◆ Prompt: Rewrite the records below, substituting "Leeds Final" for every "Bristol Final" and keeping everything else the same. Omit the pictures from your answer.

◆ Exercise data:
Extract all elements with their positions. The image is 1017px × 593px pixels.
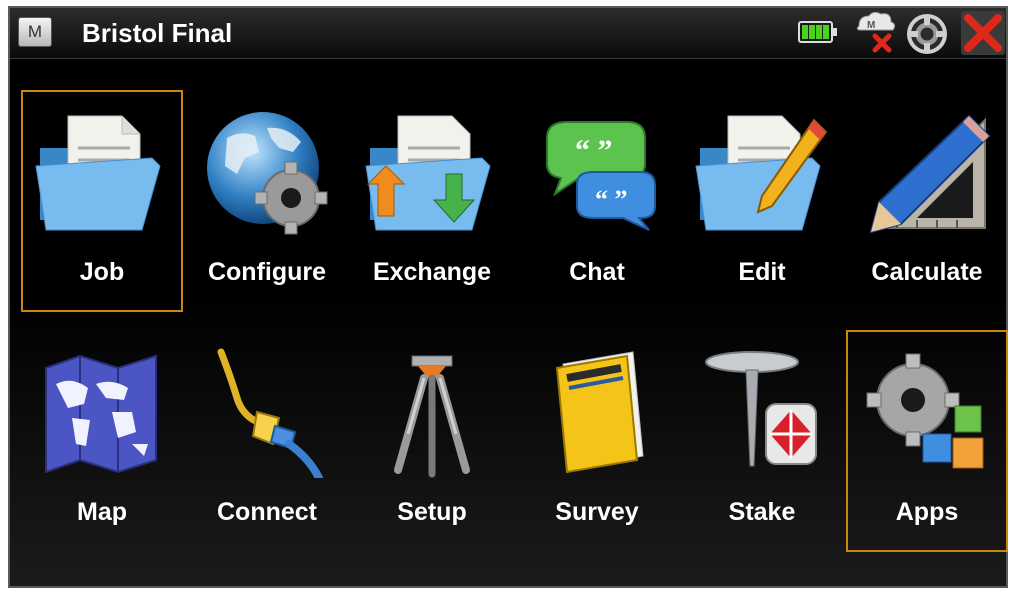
app-tile-calculate[interactable]: Calculate [846,90,1008,312]
battery-icon[interactable] [798,21,838,43]
svg-text:“ ”: “ ” [595,185,628,214]
menu-button[interactable]: M [18,17,52,47]
app-tile-apps[interactable]: Apps [846,330,1008,552]
app-label: Calculate [871,258,983,286]
app-tile-chat[interactable]: “ ” “ ” Chat [516,90,678,312]
svg-text:M: M [867,20,875,31]
device-screen: M Bristol Final M Job Configure Exchange… [8,6,1008,588]
survey-stake-icon [705,351,817,467]
app-tile-map[interactable]: Map [21,330,183,552]
close-icon[interactable] [960,10,1006,56]
app-tile-edit[interactable]: Edit [681,90,843,312]
app-label: Map [77,498,127,526]
app-tile-stake[interactable]: Stake [681,330,843,552]
page-title: Bristol Final [82,18,233,48]
job-folder-icon [35,115,161,231]
app-launcher-grid: Job Configure Exchange “ ” “ ” Chat Edit… [10,59,1008,586]
map-icon [45,354,157,474]
app-label: Connect [217,498,317,526]
app-tile-exchange[interactable]: Exchange [351,90,513,312]
app-label: Stake [728,498,796,526]
app-label: Edit [738,258,786,286]
title-bar: M Bristol Final M [10,8,1006,59]
instrument-disconnected-icon[interactable]: M [853,10,901,56]
app-tile-job[interactable]: Job [21,90,183,312]
edit-folder-pencil-icon [695,115,828,231]
svg-text:“ ”: “ ” [575,134,613,167]
sync-icon[interactable] [906,13,948,55]
app-tile-connect[interactable]: Connect [186,330,348,552]
app-label: Chat [569,258,625,286]
app-tile-survey[interactable]: Survey [516,330,678,552]
app-label: Survey [555,498,639,526]
app-label: Setup [397,498,467,526]
cable-icon [217,348,323,478]
apps-gear-blocks-icon [866,353,984,469]
globe-gear-icon [207,112,328,235]
app-label: Configure [207,258,327,286]
pencil-ruler-icon [869,114,991,234]
app-label: Apps [895,498,959,526]
app-tile-configure[interactable]: Configure [186,90,348,312]
exchange-folder-icon [365,115,491,231]
app-label: Exchange [372,258,492,286]
survey-notebook-icon [555,351,644,474]
tripod-icon [394,355,470,478]
chat-bubbles-icon: “ ” “ ” [546,121,656,231]
app-tile-setup[interactable]: Setup [351,330,513,552]
app-label: Job [79,258,125,286]
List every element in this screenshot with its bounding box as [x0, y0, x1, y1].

◆ Complete answer:
Extract all elements with their positions. The image is 1017px × 593px pixels.
app-tile-calculate[interactable]: Calculate [846,90,1008,312]
battery-icon[interactable] [798,21,838,43]
svg-text:“ ”: “ ” [595,185,628,214]
menu-button[interactable]: M [18,17,52,47]
app-tile-apps[interactable]: Apps [846,330,1008,552]
app-label: Calculate [871,258,983,286]
app-tile-chat[interactable]: “ ” “ ” Chat [516,90,678,312]
svg-text:M: M [867,20,875,31]
device-screen: M Leeds Final M Job Configure Exchange… [8,6,1008,588]
survey-stake-icon [705,351,817,467]
app-tile-map[interactable]: Map [21,330,183,552]
close-icon[interactable] [960,10,1006,56]
app-tile-edit[interactable]: Edit [681,90,843,312]
app-label: Map [77,498,127,526]
app-tile-stake[interactable]: Stake [681,330,843,552]
page-title: Leeds Final [82,18,233,48]
job-folder-icon [35,115,161,231]
app-launcher-grid: Job Configure Exchange “ ” “ ” Chat Edit… [10,59,1008,586]
map-icon [45,354,157,474]
app-label: Connect [217,498,317,526]
app-tile-exchange[interactable]: Exchange [351,90,513,312]
app-label: Stake [728,498,796,526]
app-label: Edit [738,258,786,286]
title-bar: M Leeds Final M [10,8,1006,59]
instrument-disconnected-icon[interactable]: M [853,10,901,56]
app-tile-job[interactable]: Job [21,90,183,312]
edit-folder-pencil-icon [695,115,828,231]
svg-text:“ ”: “ ” [575,134,613,167]
sync-icon[interactable] [906,13,948,55]
app-tile-connect[interactable]: Connect [186,330,348,552]
app-label: Chat [569,258,625,286]
app-tile-survey[interactable]: Survey [516,330,678,552]
app-label: Survey [555,498,639,526]
app-label: Setup [397,498,467,526]
cable-icon [217,348,323,478]
apps-gear-blocks-icon [866,353,984,469]
globe-gear-icon [207,112,328,235]
app-label: Configure [207,258,327,286]
pencil-ruler-icon [869,114,991,234]
app-label: Apps [895,498,959,526]
app-tile-configure[interactable]: Configure [186,90,348,312]
exchange-folder-icon [365,115,491,231]
app-label: Exchange [372,258,492,286]
survey-notebook-icon [555,351,644,474]
tripod-icon [394,355,470,478]
chat-bubbles-icon: “ ” “ ” [546,121,656,231]
app-tile-setup[interactable]: Setup [351,330,513,552]
app-label: Job [79,258,125,286]
List every element in this screenshot with its bounding box as [x0, y0, x1, y1].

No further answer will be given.